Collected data
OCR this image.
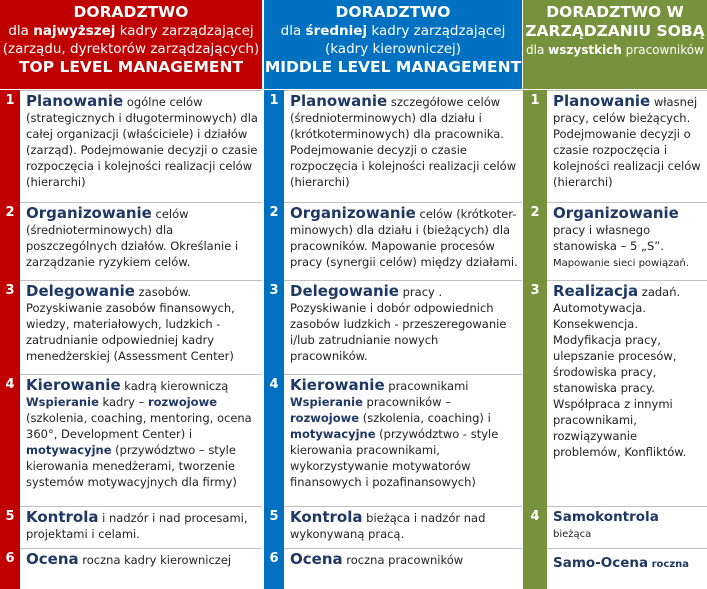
DORADZTWO
dla najwyższej kadry zarządzającej
(zarządu, dyrektorów zarządzających)
TOP LEVEL MANAGEMENT
1 Planowanie ogólne celów (strategicznych i długoterminowych) dla całej organizacji (właściciele) i działów (zarząd). Podejmowanie decyzji o czasie rozpoczęcia i kolejności realizacji celów (hierarchi)
2 Organizowanie celów (średnioterminowych) dla poszczególnych działów. Określanie i zarządzanie ryzykiem celów.
3 Delegowanie zasobów. Pozyskiwanie zasobów finansowych, wiedzy, materiałowych, ludzkich - zatrudnianie odpowiedniej kadry menedżerskiej (Assessment Center)
4 Kierowanie kadrą kierowniczą
Wspieranie kadry – rozwojowe (szkolenia, coaching, mentoring, ocena 360°, Development Center) i motywacyjne (przywództwo – style kierowania menedżerami, tworzenie systemów motywacyjnych dla firmy)
5 Kontrola i nadzór i nad procesami, projektami i celami.
6 Ocena roczna kadry kierowniczej
DORADZTWO
dla średniej kadry zarządzającej
(kadry kierowniczej)
MIDDLE LEVEL MANAGEMENT
1 Planowanie szczegółowe celów (średnioterminowych) dla działu i (krótkoterminowych) dla pracownika. Podejmowanie decyzji o czasie rozpoczęcia i kolejności realizacji celów (hierarchi)
2 Organizowanie celów (krótkoter-minowych) dla działu i (bieżących) dla pracowników. Mapowanie procesów pracy (synergii celów) między działami.
3 Delegowanie pracy . Pozyskiwanie i dobór odpowiednich zasobów ludzkich - przeszeregowanie i/lub zatrudnianie nowych pracowników.
4 Kierowanie pracownikami
Wspieranie pracowników – rozwojowe (szkolenia, coaching) i motywacyjne (przywództwo - style kierowania pracownikami, wykorzystywanie motywatorów finansowych i pozafinansowych)
5 Kontrola bieżąca i nadzór nad wykonywaną pracą.
6 Ocena roczna pracowników
DORADZTWO W
ZARZĄDZANIU SOBĄ
dla wszystkich pracowników
1 Planowanie własnej pracy, celów bieżących. Podejmowanie decyzji o czasie rozpoczęcia i kolejności realizacji celów (hierarchi)
2 Organizowanie pracy i własnego stanowiska – 5 „S”.
Mapowanie sieci powiązań.
3 Realizacja zadań.
Automotywacja. Konsekwencja. Modyfikacja pracy, ulepszanie procesów, środowiska pracy, stanowiska pracy. Współpraca z innymi pracownikami, rozwiązywanie problemów, Konfliktów.
4 Samokontrola
bieżąca
Samo-Ocena roczna
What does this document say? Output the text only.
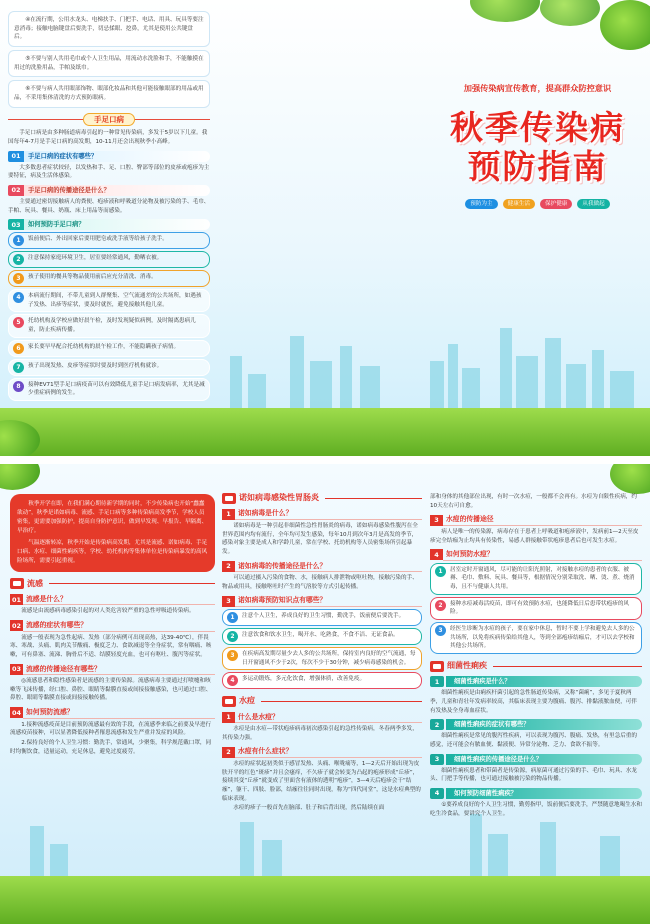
④在流行期，公用水龙头、电梯扶手、门把手、电话、用具、玩具等要注意消毒；接触电脑键盘后要洗手，切忌揉眼、挖鼻，尤其是使用公共键盘后。

⑤不要与别人共用毛巾或个人卫生用品，用流动水洗脸和手，不能触摸在用过的洗脸用品，手帕及纸巾。

⑥不要与病人共用眼部饰物、眼部化妆品和其他可能接触眼部的用品或用品，不采用集体清洗的方式预防眼病。

手足口病

手足口病是由多种肠道病毒引起的一种常见传染病，多发于5岁以下儿童。我国每年4-7月是手足口病的高发期，10-11月还会出现秋季小高峰。

01	手足口病的症状有哪些？

大多数患者症状较轻，以发热和手、足、口腔、臀部等部位的皮疹或疱疹为主要特征，病及生活体感染。

02	手足口病的传播途径是什么？

主要通过密切接触病人的粪便、疱疹液和呼吸道分泌物及被污染的手、毛巾、手帕、玩具、餐具、奶瓶、床上用品等而感染。

03	如何预防手足口病？
1	饭前便后、外出回家后要用肥皂或洗手液等给孩子洗手。
2	注意保持家庭环境卫生，居室要经常通风，勤晒衣被。
3	孩子使用的餐具等物品使用前后应充分清洗、消毒。
4	本病流行期间，不带儿童到人群聚集、空气流通差的公共场所，如遇孩子发热、出疹等症状，要及时就医，避免接触其他儿童。
5	托幼机构及学校应做好晨午检，及时发现疑似病例，及时隔离患病儿童，防止疾病传播。
6	家长要早早配合托幼机构的晨午检工作，不能隐瞒孩子病情。
7	孩子出现发热、皮疹等症状时要及时到医疗机构就诊。
8	接种EV71型手足口病疫苗可以有效降低儿童手足口病发病率，尤其是减少重症病例的发生。
加强传染病宣传教育，提高群众防控意识
秋季传染病
预防指南
预防为主	健康生活	保护健康	从我做起

秋季开学在即，在我们满心期待新学期的同时，不少传染病也开始“蠢蠢欲动”，秋季是诺如病毒、流感、手足口病等多种传染病高发季节，学校人员密集，更需要加强防护，提高自身防护意识，做到早发现、早报告、早隔离、早治疗。

气温逐渐转凉，秋季开始是传染病高发期，尤其是流感、诺如病毒、手足口病、水痘、细菌性痢疾等，学校、幼托机构等集体单位是传染病暴发的高风险场所，需要引起重视。

流感
01 流感是什么？

流感是由流感病毒感染引起的对人类危害较严重的急性呼吸道传染病。

02 流感的症状有哪些？

流感一般表现为急性起病、发热（部分病例可出现高热，达39-40℃），伴畏寒、寒战、头痛、肌肉关节酸痛、极度乏力、食欲减退等全身症状，常有咽痛、咳嗽，可有鼻塞、流涕、胸骨后不适、结膜轻度充血，也可有呕吐、腹泻等症状。

03 流感的传播途径有哪些？

◎流感患者和隐性感染者是流感的主要传染源。流感病毒主要通过打喷嚏和咳嗽等飞沫传播，经口腔、鼻腔、眼睛等黏膜直接或间接接触感染，也可通过口腔、鼻腔、眼睛等黏膜直接或间接接触传播。

04 如何预防流感？

1.接种流感疫苗是目前预防流感最有效的手段，在流感季来临之前要及早进行流感疫苗接种，可以显著降低接种者罹患流感和发生严重并发症的风险。

2.保持良好的个人卫生习惯：勤洗手，常通风，少聚集，科学规范戴口罩，同时均衡饮食，适量运动，充足休息，避免过度疲劳。

诺如病毒感染性胃肠炎
1	诺如病毒是什么？

诺如病毒是一种引起非细菌性急性胃肠炎的病毒，诺如病毒感染性腹泻在全世界范围内均有流行，全年均可发生感染，每年10月到次年3月是高发的季节，感染对象主要是成人和学龄儿童，常在学校、托幼机构等人员密集场所引起暴发。

2	诺如病毒的传播途径是什么？

可以通过摄入污染的食物、水，接触病人排泄物或呕吐物，接触污染的手、物品或用具，接触呕吐时产生的气溶胶等方式引起传播。

3	诺如病毒预防知识点有哪些？
1	注意个人卫生，养成良好的卫生习惯，勤洗手，饭前便后要洗手。
2	注意饮食和饮水卫生，喝开水、吃熟食，不食不洁、无证食品。
3	在疾病高发期尽量少去人多的公共场所，保持室内良好的空气流通，每日开窗通风不少于2次，每次不少于30分钟，减少病毒感染的机会。
4	多运动锻炼，多元化饮食，增强体质，改善免疫。
水痘
1	什么是水痘？

水痘是由水痘—带状疱疹病毒初次感染引起的急性传染病，冬春两季多发，其传染力强。

2	水痘有什么症状？

水痘的症状起初类似于感冒发热、头痛、喉咙痛等，1—2天后开始出现为皮肤开平的红色“斑疹”并且会瘙痒，不久疹子就会转变为凸起的疱疹形成“丘疹”，接续其变“丘疹”就变成了里面含有液体的透明“疱疹”，3—4天后疱疹会干“结痂”，躯干、四肢、脸部，结痂往往同时出现，称为“四代同堂”，这是水痘典型的临床表现。

水痘的疹子一般首先在脑部、肚子和后背出现，然后陆续在面

部和身体的其他部位出现，有时一次水痘，一般都不会再有。水痘为自限性疾病，约10天左右可自愈。

3	水痘的传播途径

病人是唯一的传染源，病毒存在于患者上呼吸道和疱疹液中，发病前1—2天至皮疹完全结痂为止均具有传染性，易感人群接触带状疱疹患者后也可发生水痘。

4	如何预防水痘？
1	居室定时开窗通风，尽可能的让阳光照射，对接触水痘的患者的衣服、被褥、毛巾、敷料、玩具、餐具等，根据情况分别采取洗、晒、烫、煮、烧消毒，且不与健康人共用。
2	接种水痘减毒活疫苗，即可有效预防水痘，也能降低日后患带状疱疹的风险。
3	经医生诊断为水痘的孩子，要在家中休息，暂时不要上学和避免去人多的公共场所，以免将疾病传染给其他人，等到全部疱疹结痂后，才可以去学校和其他公共场所。
细菌性痢疾
1	细菌性痢疾是什么？

细菌性痢疾是由痢疾杆菌引起的急性肠道传染病，又称“菌痢”，多见于夏秋两季，儿童和青壮年发病率较高，其临床表现主要为腹痛、腹泻、排黏液脓血便，可伴有发热及全身毒血症状。

2	细菌性痢疾的症状有哪些？

细菌性痢疾是常见的腹泻性疾病，可以表现为腹泻、腹痛、发热，有里急后重的感觉，还可能会有脓血便、黏液便、异常分泌物、乏力、食欲不振等。

3	细菌性痢疾的传播途径是什么？

细菌性痢疾患者和带菌者是传染源，病原菌可通过污染的手、毛巾、玩具、水龙头、门把手等传播，也可通过接触被污染的物品传播。

4	如何预防细菌性痢疾？

①要养成良好的个人卫生习惯，勤剪指甲，饭前便后要洗手，严禁随意地喝生水和吃生冷食品，要讲究个人卫生。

WHAT THIS TASK INVOLVES:
Show every line from the entries above in which the word "szkolenia" appears.

EXERCISE RESPONSE:
Wspieranie kadry – rozwojowe (szkolenia, coaching, mentoring, ocena 360°, Development Center) i motywacyjne (przywództwo – style kierowania menedżerami, tworzenie systemów motywacyjnych dla firmy)
Wspieranie pracowników – rozwojowe (szkolenia, coaching) i motywacyjne (przywództwo - style kierowania pracownikami, wykorzystywanie motywatorów finansowych i pozafinansowych)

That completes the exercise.